►

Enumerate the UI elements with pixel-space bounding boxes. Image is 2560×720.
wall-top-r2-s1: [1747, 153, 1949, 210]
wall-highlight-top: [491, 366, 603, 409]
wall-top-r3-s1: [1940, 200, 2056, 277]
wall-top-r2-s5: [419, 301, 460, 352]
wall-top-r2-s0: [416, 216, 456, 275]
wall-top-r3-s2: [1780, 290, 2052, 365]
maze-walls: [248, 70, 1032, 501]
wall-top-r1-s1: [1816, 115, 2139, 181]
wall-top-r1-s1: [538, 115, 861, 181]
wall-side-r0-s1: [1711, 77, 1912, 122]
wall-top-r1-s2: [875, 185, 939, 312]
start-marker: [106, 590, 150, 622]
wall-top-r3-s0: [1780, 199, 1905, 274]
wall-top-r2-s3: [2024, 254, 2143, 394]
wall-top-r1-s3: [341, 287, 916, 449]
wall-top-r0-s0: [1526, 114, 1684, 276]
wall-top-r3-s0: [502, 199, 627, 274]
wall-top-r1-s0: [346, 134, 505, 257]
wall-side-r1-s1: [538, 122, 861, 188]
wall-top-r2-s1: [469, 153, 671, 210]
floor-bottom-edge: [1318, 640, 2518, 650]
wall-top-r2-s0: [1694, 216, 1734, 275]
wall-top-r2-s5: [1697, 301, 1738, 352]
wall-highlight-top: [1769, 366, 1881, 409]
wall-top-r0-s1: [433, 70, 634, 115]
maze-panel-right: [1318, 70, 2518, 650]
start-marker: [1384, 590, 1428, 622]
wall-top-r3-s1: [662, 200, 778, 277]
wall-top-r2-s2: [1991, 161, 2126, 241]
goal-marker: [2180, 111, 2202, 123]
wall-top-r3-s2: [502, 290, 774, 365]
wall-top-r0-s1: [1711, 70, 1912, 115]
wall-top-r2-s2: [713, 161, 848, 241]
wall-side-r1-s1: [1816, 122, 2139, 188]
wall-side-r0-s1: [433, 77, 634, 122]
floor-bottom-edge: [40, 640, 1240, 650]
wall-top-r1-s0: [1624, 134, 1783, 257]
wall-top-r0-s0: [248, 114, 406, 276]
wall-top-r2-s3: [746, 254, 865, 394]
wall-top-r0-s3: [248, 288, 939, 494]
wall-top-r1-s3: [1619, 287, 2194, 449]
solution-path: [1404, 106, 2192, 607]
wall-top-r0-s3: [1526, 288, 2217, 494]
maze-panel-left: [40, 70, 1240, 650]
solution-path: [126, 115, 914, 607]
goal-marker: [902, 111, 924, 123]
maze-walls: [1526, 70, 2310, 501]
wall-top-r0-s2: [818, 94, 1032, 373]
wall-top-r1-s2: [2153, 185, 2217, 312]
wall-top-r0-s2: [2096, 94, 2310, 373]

◄

**WORK REQUIRED**
Rename "start-marker" to "entrance-marker" everywhere it occurs in the lines above, and reproduce the lines with nothing else changed.

**ANSWER IN FULL**
Enumerate the UI elements with pixel-space bounding boxes. Image is 2560×720.
wall-top-r2-s1: [1747, 153, 1949, 210]
wall-highlight-top: [491, 366, 603, 409]
wall-top-r3-s1: [1940, 200, 2056, 277]
wall-top-r2-s5: [419, 301, 460, 352]
wall-top-r2-s0: [416, 216, 456, 275]
wall-top-r3-s2: [1780, 290, 2052, 365]
maze-walls: [248, 70, 1032, 501]
wall-top-r1-s1: [1816, 115, 2139, 181]
wall-top-r1-s1: [538, 115, 861, 181]
wall-side-r0-s1: [1711, 77, 1912, 122]
wall-top-r1-s2: [875, 185, 939, 312]
entrance-marker: [106, 590, 150, 622]
wall-top-r3-s0: [1780, 199, 1905, 274]
wall-top-r2-s3: [2024, 254, 2143, 394]
wall-top-r1-s3: [341, 287, 916, 449]
wall-top-r0-s0: [1526, 114, 1684, 276]
wall-top-r3-s0: [502, 199, 627, 274]
wall-top-r1-s0: [346, 134, 505, 257]
wall-side-r1-s1: [538, 122, 861, 188]
wall-top-r2-s1: [469, 153, 671, 210]
floor-bottom-edge: [1318, 640, 2518, 650]
wall-top-r2-s0: [1694, 216, 1734, 275]
wall-top-r2-s5: [1697, 301, 1738, 352]
wall-highlight-top: [1769, 366, 1881, 409]
wall-top-r0-s1: [433, 70, 634, 115]
maze-panel-right: [1318, 70, 2518, 650]
entrance-marker: [1384, 590, 1428, 622]
wall-top-r3-s1: [662, 200, 778, 277]
wall-top-r2-s2: [1991, 161, 2126, 241]
goal-marker: [2180, 111, 2202, 123]
wall-top-r3-s2: [502, 290, 774, 365]
wall-top-r0-s1: [1711, 70, 1912, 115]
wall-top-r2-s2: [713, 161, 848, 241]
wall-side-r1-s1: [1816, 122, 2139, 188]
wall-side-r0-s1: [433, 77, 634, 122]
floor-bottom-edge: [40, 640, 1240, 650]
wall-top-r1-s0: [1624, 134, 1783, 257]
wall-top-r0-s0: [248, 114, 406, 276]
wall-top-r2-s3: [746, 254, 865, 394]
wall-top-r0-s3: [248, 288, 939, 494]
wall-top-r1-s3: [1619, 287, 2194, 449]
solution-path: [1404, 106, 2192, 607]
wall-top-r0-s3: [1526, 288, 2217, 494]
maze-panel-left: [40, 70, 1240, 650]
solution-path: [126, 115, 914, 607]
goal-marker: [902, 111, 924, 123]
maze-walls: [1526, 70, 2310, 501]
wall-top-r0-s2: [818, 94, 1032, 373]
wall-top-r1-s2: [2153, 185, 2217, 312]
wall-top-r0-s2: [2096, 94, 2310, 373]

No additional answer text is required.